• **Exercise objective**
Wherever the string "Горит" occurs in a line of these records, report that line.

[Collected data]
= = = = = = =

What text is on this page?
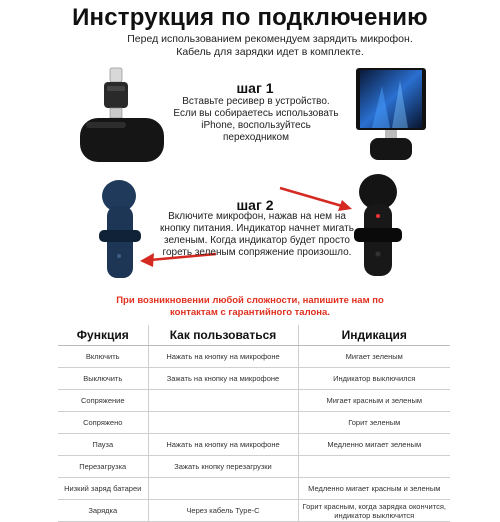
Инструкция по подключению
Перед использованием рекомендуем зарядить микрофон. Кабель для зарядки идет в комплекте.
шаг 1
Вставьте ресивер в устройство. Если вы собираетесь использовать iPhone, воспользуйтесь переходником
шаг 2
Включите микрофон, нажав на нем на кнопку питания. Индикатор начнет мигать зеленым. Когда индикатор будет просто гореть зеленым сопряжение произошло.
При возникновении любой сложности, напишите нам по контактам с гарантийного талона.
Функция	Как пользоваться	Индикация
Включить	Нажать на кнопку на микрофоне	Мигает зеленым
Выключить	Зажать на кнопку на микрофоне	Индикатор выключился
Сопряжение		Мигает красным и зеленым
Сопряжено		Горит зеленым
Пауза	Нажать на кнопку на микрофоне	Медленно мигает зеленым
Перезагрузка	Зажать кнопку перезагрузки	
Низкий заряд батареи		Медленно мигает красным и зеленым
Зарядка	Через кабель Type-C	Горит красным, когда зарядка окончится, индикатор выключится
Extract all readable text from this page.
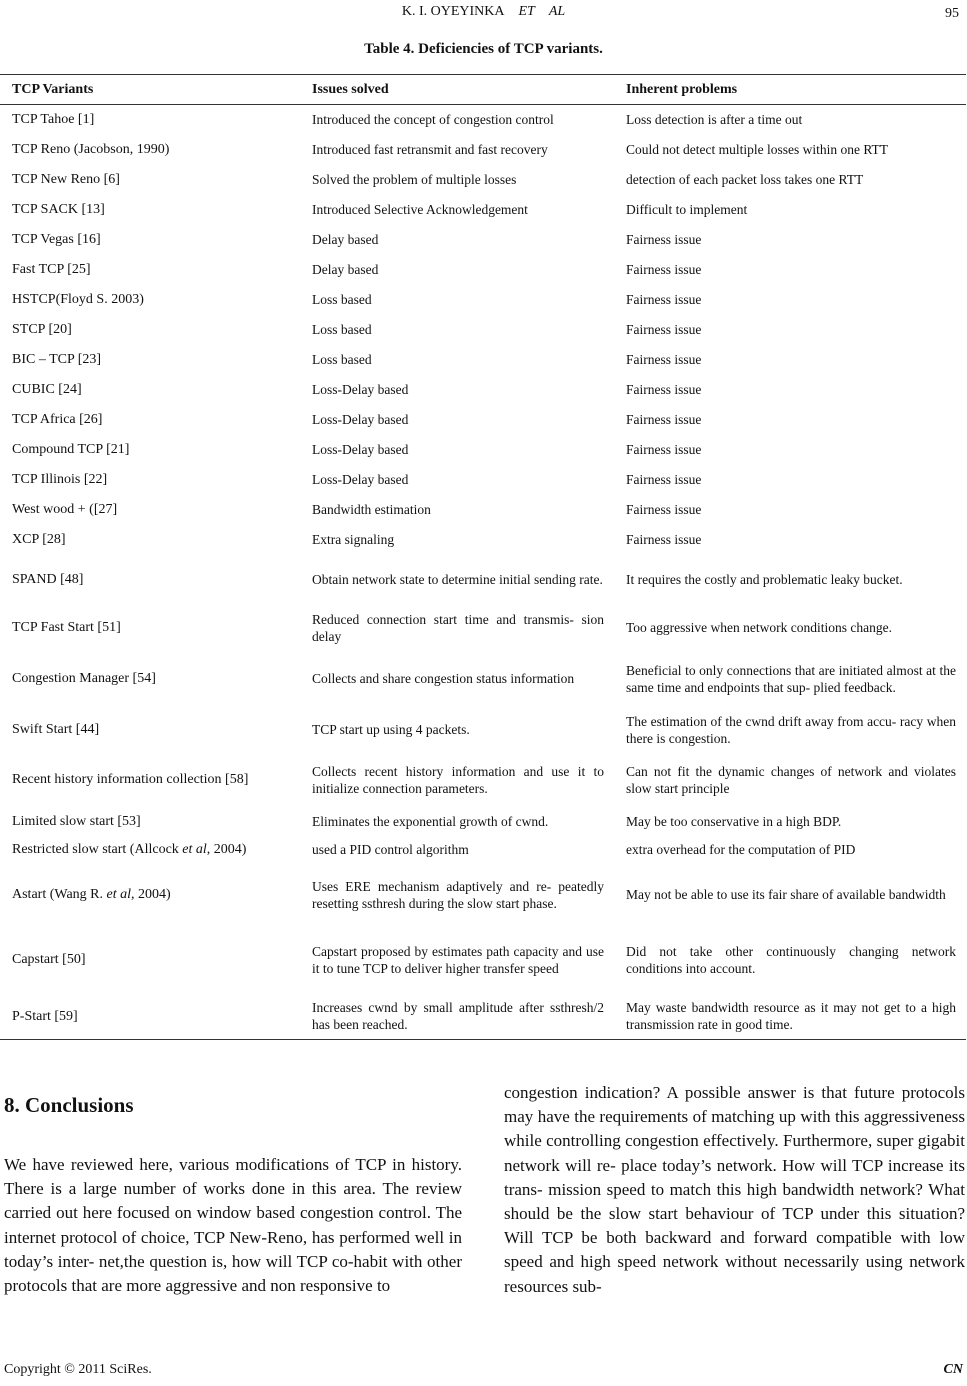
K. I. OYEYINKA ET AL	95
Table 4. Deficiencies of TCP variants.
TCP Variants	Issues solved	Inherent problems
TCP Tahoe [1]	Introduced the concept of congestion control	Loss detection is after a time out
TCP Reno (Jacobson, 1990)	Introduced fast retransmit and fast recovery	Could not detect multiple losses within one RTT
TCP New Reno [6]	Solved the problem of multiple losses	detection of each packet loss takes one RTT
TCP SACK [13]	Introduced Selective Acknowledgement	Difficult to implement
TCP Vegas [16]	Delay based	Fairness issue
Fast TCP [25]	Delay based	Fairness issue
HSTCP(Floyd S. 2003)	Loss based	Fairness issue
STCP [20]	Loss based	Fairness issue
BIC – TCP [23]	Loss based	Fairness issue
CUBIC [24]	Loss-Delay based	Fairness issue
TCP Africa [26]	Loss-Delay based	Fairness issue
Compound TCP [21]	Loss-Delay based	Fairness issue
TCP Illinois [22]	Loss-Delay based	Fairness issue
West wood + ([27]	Bandwidth estimation	Fairness issue
XCP [28]	Extra signaling	Fairness issue
SPAND [48]	Obtain network state to determine initial sending rate.	It requires the costly and problematic leaky bucket.
TCP Fast Start [51]	Reduced connection start time and transmis- sion delay	Too aggressive when network conditions change.
Congestion Manager [54]	Collects and share congestion status information	Beneficial to only connections that are initiated almost at the same time and endpoints that sup- plied feedback.
Swift Start [44]	TCP start up using 4 packets.	The estimation of the cwnd drift away from accu- racy when there is congestion.
Recent history information collection [58]	Collects recent history information and use it to initialize connection parameters.	Can not fit the dynamic changes of network and violates slow start principle
Limited slow start [53]	Eliminates the exponential growth of cwnd.	May be too conservative in a high BDP.
Restricted slow start (Allcock et al, 2004)	used a PID control algorithm	extra overhead for the computation of PID
Astart (Wang R. et al, 2004)	Uses ERE mechanism adaptively and re- peatedly resetting ssthresh during the slow start phase.	May not be able to use its fair share of available bandwidth
Capstart [50]	Capstart proposed by estimates path capacity and use it to tune TCP to deliver higher transfer speed	Did not take other continuously changing network conditions into account.
P-Start [59]	Increases cwnd by small amplitude after ssthresh/2 has been reached.	May waste bandwidth resource as it may not get to a high transmission rate in good time.
8. Conclusions
We have reviewed here, various modifications of TCP in history. There is a large number of works done in this area. The review carried out here focused on window based congestion control. The internet protocol of choice, TCP New-Reno, has performed well in today’s inter- net,the question is, how will TCP co-habit with other protocols that are more aggressive and non responsive to
congestion indication? A possible answer is that future protocols may have the requirements of matching up with this aggressiveness while controlling congestion effectively. Furthermore, super gigabit network will re- place today’s network. How will TCP increase its trans- mission speed to match this high bandwidth network? What should be the slow start behaviour of TCP under this situation? Will TCP be both backward and forward compatible with low speed and high speed network without necessarily using network resources sub-
Copyright © 2011 SciRes.	CN
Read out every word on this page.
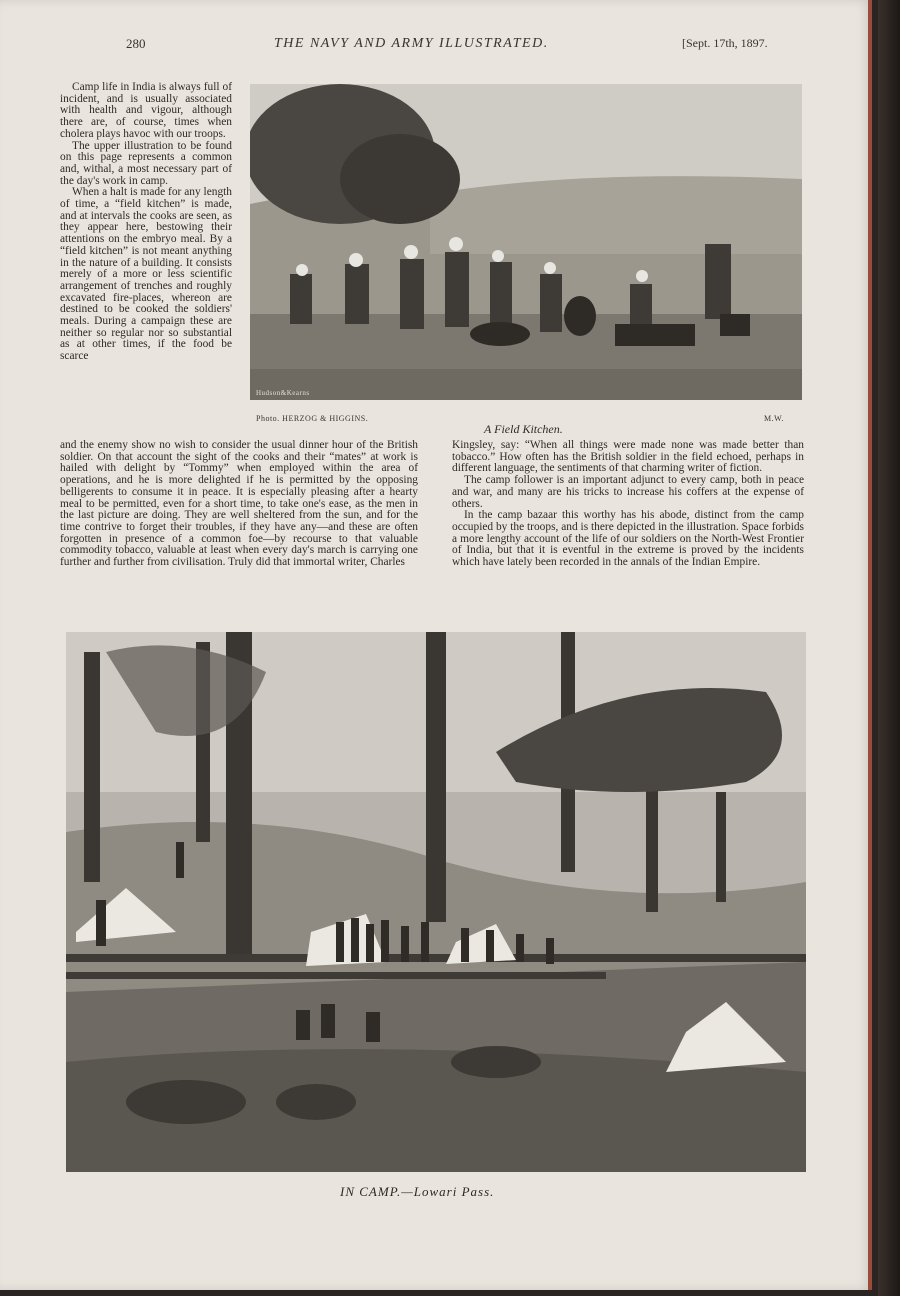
280	THE NAVY AND ARMY ILLUSTRATED.	[Sept. 17th, 1897.

Camp life in India is always full of incident, and is usually associated with health and vigour, although there are, of course, times when cholera plays havoc with our troops.

The upper illustration to be found on this page represents a common and, withal, a most necessary part of the day's work in camp.

When a halt is made for any length of time, a “field kitchen” is made, and at intervals the cooks are seen, as they appear here, bestowing their attentions on the embryo meal. By a “field kitchen” is not meant anything in the nature of a building. It consists merely of a more or less scientific arrangement of trenches and roughly excavated fire-places, whereon are destined to be cooked the soldiers' meals. During a campaign these are neither so regular nor so substantial as at other times, if the food be scarce

Hudson&Kearns
Photo. HERZOG & HIGGINS.	M.W.
A Field Kitchen.

and the enemy show no wish to consider the usual dinner hour of the British soldier. On that account the sight of the cooks and their “mates” at work is hailed with delight by “Tommy” when employed within the area of operations, and he is more delighted if he is permitted by the opposing belligerents to consume it in peace. It is especially pleasing after a hearty meal to be permitted, even for a short time, to take one's ease, as the men in the last picture are doing. They are well sheltered from the sun, and for the time contrive to forget their troubles, if they have any—and these are often forgotten in presence of a common foe—by recourse to that valuable commodity tobacco, valuable at least when every day's march is carrying one further and further from civilisation. Truly did that immortal writer, Charles

Kingsley, say: “When all things were made none was made better than tobacco.” How often has the British soldier in the field echoed, perhaps in different language, the sentiments of that charming writer of fiction.

The camp follower is an important adjunct to every camp, both in peace and war, and many are his tricks to increase his coffers at the expense of others.

In the camp bazaar this worthy has his abode, distinct from the camp occupied by the troops, and is there depicted in the illustration. Space forbids a more lengthy account of the life of our soldiers on the North-West Frontier of India, but that it is eventful in the extreme is proved by the incidents which have lately been recorded in the annals of the Indian Empire.

IN CAMP.—Lowari Pass.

= = = = = = =

• **Written solution**
Сопряжено		Горит зеленым
Зарядка	Через кабель Type-C	Горит красным, когда зарядка окончится, индикатор выключится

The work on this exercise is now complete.